**What is needed:**
Filter the entries, keeping every line with the word "subtitle".

**Dataset excerpt:**
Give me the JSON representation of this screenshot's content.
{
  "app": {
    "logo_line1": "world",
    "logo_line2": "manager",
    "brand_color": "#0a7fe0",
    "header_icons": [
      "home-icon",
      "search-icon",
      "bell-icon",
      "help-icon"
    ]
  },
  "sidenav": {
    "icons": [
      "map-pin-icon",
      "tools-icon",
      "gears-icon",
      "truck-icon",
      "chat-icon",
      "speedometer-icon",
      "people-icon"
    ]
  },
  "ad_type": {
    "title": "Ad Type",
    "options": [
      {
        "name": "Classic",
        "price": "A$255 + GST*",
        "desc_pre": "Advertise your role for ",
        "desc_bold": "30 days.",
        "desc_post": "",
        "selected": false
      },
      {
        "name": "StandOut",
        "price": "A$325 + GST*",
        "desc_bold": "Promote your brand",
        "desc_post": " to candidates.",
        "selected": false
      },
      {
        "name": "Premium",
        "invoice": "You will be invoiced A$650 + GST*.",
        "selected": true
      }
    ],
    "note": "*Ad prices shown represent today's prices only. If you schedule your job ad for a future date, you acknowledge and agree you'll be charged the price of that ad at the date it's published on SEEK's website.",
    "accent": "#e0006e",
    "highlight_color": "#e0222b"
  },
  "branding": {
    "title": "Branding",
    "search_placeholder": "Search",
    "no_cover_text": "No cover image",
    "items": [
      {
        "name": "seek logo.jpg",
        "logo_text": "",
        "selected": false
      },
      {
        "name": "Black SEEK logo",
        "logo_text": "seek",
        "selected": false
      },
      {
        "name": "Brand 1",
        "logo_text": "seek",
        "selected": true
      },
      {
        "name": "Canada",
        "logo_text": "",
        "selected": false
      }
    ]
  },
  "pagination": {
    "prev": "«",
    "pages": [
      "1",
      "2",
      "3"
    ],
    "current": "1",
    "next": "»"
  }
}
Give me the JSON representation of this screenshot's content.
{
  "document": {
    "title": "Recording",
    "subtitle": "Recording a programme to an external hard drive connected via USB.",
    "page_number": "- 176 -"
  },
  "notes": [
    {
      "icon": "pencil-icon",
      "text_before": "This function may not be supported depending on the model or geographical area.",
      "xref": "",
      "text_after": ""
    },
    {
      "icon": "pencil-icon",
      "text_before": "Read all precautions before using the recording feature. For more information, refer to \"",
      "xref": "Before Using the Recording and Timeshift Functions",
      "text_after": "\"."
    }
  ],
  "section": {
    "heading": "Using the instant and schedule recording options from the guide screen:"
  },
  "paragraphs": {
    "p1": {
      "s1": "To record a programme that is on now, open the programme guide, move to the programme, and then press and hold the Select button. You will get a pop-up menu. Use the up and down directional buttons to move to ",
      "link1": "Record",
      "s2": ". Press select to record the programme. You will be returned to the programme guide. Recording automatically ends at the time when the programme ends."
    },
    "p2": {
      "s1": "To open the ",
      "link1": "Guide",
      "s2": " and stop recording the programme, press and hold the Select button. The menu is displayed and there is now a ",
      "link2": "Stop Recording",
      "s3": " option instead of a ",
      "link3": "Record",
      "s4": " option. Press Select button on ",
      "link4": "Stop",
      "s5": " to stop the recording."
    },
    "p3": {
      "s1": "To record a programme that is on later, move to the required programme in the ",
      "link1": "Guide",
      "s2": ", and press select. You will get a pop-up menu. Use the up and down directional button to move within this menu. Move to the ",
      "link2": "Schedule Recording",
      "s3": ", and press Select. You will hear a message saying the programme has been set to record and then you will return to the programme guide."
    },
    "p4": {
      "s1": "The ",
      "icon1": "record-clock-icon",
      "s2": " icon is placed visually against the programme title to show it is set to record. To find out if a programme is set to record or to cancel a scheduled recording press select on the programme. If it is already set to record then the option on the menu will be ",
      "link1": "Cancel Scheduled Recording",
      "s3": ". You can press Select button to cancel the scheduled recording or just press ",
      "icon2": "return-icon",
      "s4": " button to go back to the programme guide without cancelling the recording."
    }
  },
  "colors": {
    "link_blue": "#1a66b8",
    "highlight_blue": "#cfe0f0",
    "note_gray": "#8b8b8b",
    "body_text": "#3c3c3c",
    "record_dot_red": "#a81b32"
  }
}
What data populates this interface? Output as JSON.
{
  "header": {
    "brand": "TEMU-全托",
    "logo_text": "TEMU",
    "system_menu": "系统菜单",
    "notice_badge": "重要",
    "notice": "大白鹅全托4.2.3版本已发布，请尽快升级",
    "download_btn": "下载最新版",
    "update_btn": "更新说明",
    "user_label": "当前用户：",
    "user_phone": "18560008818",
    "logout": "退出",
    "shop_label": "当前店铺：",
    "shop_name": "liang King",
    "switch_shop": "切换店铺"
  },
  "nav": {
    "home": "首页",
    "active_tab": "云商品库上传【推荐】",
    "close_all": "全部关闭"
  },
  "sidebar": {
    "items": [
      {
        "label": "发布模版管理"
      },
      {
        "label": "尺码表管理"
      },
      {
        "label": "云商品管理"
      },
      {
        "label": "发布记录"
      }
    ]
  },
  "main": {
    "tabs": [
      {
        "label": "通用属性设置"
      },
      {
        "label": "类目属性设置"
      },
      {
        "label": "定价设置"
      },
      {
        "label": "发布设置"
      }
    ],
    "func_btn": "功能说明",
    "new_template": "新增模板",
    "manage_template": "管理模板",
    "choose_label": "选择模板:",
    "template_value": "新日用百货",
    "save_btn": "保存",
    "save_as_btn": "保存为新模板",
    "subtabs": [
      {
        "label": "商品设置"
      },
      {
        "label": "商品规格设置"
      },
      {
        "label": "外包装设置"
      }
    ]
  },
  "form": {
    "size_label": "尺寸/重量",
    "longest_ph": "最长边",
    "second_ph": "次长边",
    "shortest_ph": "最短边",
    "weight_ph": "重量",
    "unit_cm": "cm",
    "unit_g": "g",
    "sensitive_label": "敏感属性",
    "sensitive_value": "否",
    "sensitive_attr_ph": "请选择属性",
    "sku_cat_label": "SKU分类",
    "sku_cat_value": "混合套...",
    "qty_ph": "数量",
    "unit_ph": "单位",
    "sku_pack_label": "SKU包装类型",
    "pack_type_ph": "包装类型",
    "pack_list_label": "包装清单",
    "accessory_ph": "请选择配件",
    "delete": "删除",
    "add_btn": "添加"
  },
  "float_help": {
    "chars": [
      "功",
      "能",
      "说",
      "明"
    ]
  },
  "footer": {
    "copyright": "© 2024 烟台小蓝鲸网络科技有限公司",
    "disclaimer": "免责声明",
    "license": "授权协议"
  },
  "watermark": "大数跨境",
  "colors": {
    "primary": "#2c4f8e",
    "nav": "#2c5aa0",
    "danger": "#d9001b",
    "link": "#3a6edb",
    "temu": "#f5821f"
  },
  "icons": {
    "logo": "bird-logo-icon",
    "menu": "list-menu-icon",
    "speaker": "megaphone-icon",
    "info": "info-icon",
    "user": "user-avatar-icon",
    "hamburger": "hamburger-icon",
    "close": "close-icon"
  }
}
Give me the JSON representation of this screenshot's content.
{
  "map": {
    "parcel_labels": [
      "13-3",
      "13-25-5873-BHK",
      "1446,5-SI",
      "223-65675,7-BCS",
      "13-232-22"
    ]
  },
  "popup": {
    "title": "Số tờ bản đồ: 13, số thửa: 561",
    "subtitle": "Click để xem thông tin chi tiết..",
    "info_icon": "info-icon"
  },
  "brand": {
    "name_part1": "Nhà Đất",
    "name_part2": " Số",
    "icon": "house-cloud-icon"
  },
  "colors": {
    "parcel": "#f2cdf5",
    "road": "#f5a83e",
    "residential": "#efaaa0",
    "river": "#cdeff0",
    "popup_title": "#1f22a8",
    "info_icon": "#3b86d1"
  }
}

**Exercise output:**
    "subtitle": "Recording a programme to an external hard drive connected via USB.",
    "subtitle": "Click để xem thông tin chi tiết..",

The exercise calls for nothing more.